**Task**:
Compile every line that includes the word "瞬息万变".

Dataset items
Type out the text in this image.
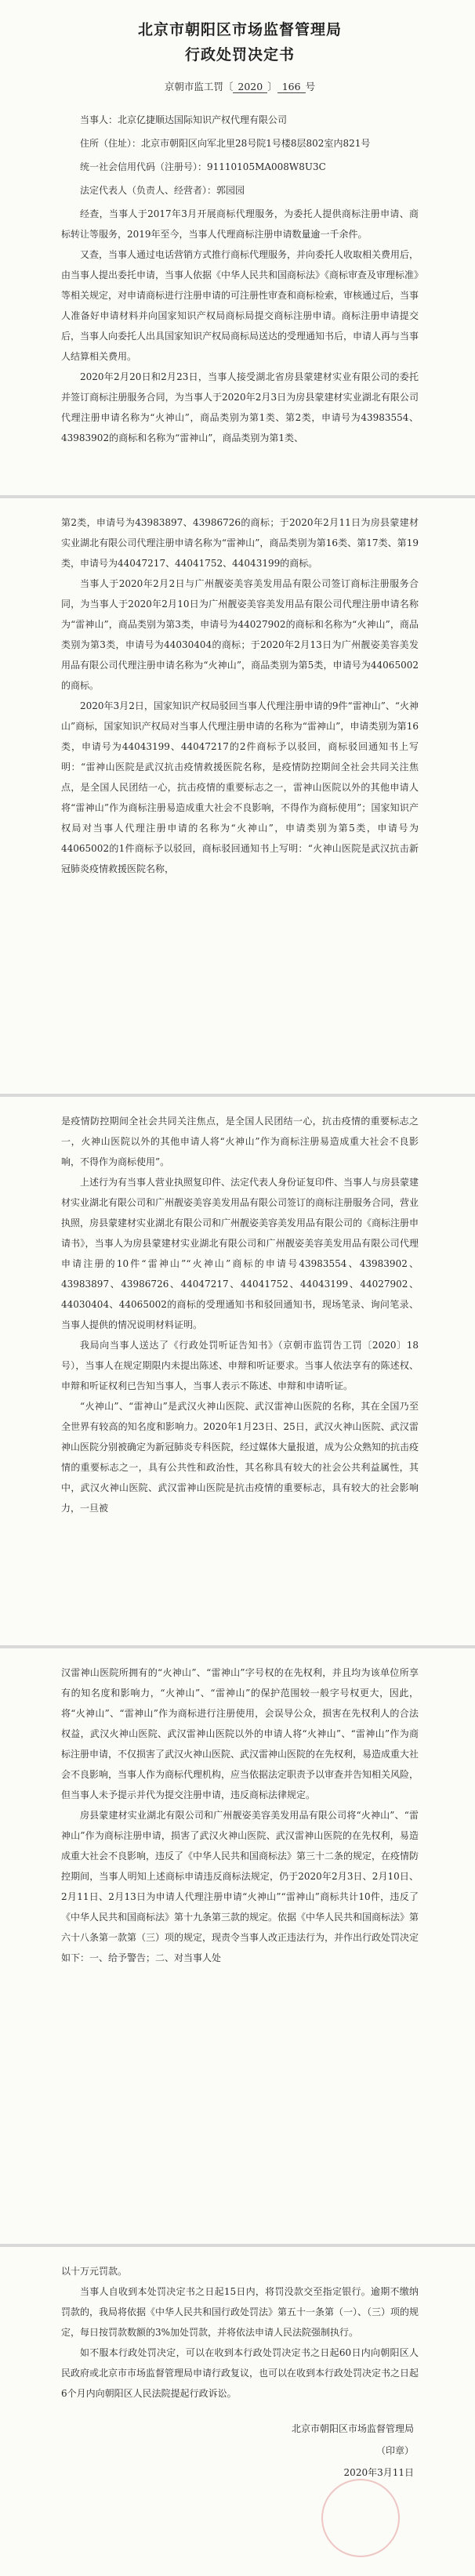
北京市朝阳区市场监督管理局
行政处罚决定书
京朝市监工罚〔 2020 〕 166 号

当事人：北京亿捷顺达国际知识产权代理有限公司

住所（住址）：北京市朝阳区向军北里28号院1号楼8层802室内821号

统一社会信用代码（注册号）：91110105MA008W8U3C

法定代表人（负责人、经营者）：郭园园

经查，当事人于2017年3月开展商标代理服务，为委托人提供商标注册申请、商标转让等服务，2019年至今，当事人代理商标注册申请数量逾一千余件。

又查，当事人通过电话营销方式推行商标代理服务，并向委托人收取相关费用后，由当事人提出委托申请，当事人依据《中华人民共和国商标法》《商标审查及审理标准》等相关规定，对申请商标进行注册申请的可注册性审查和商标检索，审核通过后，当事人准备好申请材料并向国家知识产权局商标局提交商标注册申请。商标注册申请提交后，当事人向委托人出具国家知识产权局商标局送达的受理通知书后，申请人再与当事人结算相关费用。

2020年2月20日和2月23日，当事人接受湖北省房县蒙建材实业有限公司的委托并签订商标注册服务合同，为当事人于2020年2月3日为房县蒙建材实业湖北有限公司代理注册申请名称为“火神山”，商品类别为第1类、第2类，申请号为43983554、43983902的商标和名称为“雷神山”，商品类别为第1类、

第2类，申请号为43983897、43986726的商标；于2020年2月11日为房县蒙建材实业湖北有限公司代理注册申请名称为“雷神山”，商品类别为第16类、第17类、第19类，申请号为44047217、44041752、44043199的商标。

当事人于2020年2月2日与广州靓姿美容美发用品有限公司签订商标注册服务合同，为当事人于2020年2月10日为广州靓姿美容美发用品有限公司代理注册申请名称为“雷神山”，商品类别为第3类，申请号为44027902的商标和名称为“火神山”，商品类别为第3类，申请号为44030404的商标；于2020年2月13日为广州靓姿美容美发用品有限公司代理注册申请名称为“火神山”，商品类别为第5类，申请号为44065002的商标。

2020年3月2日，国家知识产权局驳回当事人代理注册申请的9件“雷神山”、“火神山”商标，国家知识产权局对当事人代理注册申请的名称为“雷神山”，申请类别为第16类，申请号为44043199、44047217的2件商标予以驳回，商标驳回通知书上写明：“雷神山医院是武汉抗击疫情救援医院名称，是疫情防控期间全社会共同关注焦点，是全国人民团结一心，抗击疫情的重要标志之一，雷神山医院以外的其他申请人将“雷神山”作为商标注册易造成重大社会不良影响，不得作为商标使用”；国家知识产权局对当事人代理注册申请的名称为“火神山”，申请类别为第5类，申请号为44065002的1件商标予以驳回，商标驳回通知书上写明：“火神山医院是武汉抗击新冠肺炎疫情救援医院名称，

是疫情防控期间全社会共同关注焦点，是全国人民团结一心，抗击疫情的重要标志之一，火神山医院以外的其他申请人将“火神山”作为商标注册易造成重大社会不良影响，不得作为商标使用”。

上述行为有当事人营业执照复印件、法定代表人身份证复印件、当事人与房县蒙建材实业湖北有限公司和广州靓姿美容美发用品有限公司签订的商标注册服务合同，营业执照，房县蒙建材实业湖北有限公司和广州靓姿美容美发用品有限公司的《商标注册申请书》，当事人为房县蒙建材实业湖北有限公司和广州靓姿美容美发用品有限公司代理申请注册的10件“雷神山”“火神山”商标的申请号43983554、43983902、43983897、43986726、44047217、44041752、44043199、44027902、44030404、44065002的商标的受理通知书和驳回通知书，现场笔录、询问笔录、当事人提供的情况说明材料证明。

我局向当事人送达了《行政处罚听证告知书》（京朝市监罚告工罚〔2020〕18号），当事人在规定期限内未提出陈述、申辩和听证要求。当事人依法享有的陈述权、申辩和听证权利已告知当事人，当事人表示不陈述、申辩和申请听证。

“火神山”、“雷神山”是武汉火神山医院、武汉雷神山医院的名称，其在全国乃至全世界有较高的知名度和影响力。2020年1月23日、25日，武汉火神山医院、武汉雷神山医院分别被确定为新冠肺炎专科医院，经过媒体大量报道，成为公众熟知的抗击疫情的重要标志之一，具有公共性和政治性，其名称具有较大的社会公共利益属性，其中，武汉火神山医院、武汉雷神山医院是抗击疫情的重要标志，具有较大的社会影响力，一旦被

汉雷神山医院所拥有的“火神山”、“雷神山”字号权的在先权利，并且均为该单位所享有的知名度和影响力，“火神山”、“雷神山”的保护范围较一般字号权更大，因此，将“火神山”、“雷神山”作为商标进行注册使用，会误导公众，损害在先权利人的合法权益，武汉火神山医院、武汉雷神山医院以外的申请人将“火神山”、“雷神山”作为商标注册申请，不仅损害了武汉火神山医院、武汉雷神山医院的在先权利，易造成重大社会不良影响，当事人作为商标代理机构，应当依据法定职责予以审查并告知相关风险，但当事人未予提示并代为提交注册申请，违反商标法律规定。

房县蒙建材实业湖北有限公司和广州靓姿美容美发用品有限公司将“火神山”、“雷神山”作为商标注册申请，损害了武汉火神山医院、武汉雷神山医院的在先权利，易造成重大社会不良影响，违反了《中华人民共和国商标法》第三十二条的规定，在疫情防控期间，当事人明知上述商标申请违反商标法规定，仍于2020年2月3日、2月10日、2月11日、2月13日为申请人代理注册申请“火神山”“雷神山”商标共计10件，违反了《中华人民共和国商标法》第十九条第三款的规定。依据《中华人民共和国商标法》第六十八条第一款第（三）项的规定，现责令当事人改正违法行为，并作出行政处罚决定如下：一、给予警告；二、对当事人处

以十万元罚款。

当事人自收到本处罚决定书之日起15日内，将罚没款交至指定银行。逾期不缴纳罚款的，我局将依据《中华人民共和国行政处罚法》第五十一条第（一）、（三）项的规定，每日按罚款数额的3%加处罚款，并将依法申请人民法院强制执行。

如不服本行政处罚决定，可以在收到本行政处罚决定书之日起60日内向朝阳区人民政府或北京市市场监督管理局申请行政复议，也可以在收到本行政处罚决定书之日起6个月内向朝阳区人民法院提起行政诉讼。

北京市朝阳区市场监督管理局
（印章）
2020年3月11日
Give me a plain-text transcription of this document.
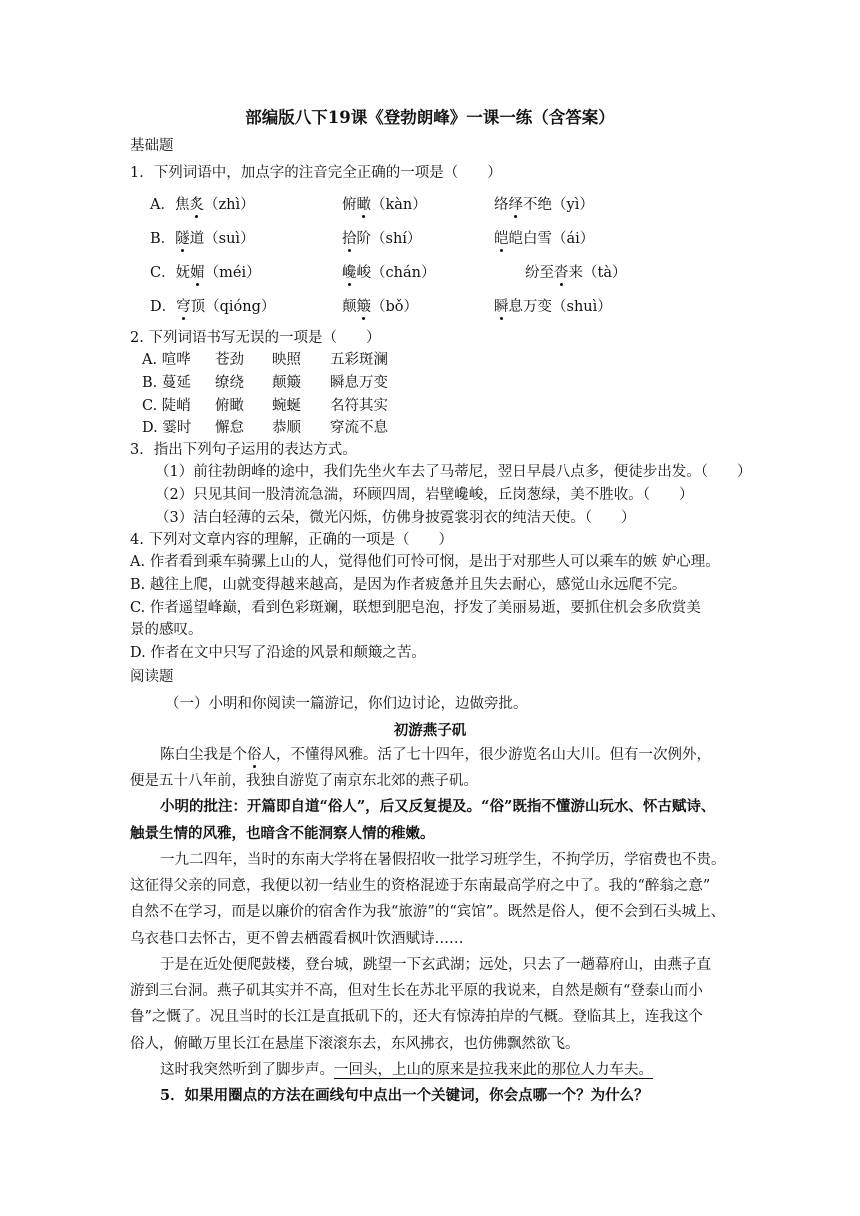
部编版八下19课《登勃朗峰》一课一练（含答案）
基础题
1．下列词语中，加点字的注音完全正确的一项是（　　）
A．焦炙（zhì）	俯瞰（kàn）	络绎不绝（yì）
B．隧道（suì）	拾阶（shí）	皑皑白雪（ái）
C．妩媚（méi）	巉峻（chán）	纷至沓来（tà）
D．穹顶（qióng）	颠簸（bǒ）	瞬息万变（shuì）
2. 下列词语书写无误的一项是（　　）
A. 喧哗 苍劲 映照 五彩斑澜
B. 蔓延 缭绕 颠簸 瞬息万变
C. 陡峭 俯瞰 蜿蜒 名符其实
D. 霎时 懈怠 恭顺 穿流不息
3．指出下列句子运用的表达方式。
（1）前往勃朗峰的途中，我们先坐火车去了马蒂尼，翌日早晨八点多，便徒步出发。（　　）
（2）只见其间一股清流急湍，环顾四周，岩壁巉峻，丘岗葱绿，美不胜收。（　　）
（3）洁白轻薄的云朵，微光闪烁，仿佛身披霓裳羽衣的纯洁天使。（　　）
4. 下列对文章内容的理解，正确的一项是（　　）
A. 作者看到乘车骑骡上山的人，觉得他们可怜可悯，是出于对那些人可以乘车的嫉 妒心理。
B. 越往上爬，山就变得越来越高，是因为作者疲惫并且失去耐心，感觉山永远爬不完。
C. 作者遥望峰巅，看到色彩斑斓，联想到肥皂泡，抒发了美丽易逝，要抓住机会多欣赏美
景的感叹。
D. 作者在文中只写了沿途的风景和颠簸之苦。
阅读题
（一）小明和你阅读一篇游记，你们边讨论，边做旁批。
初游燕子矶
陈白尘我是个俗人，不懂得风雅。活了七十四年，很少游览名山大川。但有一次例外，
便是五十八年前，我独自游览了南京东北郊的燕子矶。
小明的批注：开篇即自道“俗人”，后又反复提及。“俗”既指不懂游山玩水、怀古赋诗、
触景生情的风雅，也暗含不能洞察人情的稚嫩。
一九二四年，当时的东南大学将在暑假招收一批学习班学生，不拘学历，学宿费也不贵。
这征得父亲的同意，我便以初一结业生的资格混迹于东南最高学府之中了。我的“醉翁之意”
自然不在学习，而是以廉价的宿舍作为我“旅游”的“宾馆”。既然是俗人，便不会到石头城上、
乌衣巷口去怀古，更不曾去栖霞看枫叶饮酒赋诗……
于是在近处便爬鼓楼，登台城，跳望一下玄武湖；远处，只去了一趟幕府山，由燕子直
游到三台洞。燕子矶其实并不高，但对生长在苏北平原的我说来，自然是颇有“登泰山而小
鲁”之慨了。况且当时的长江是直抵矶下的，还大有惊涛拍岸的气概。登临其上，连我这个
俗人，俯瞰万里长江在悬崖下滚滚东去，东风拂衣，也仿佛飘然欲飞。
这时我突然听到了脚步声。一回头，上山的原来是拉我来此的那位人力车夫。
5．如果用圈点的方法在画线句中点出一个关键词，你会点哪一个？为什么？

**Exercise output**:
D．穹顶（qióng）	颠簸（bǒ）	瞬息万变（shuì）
B. 蔓延 缭绕 颠簸 瞬息万变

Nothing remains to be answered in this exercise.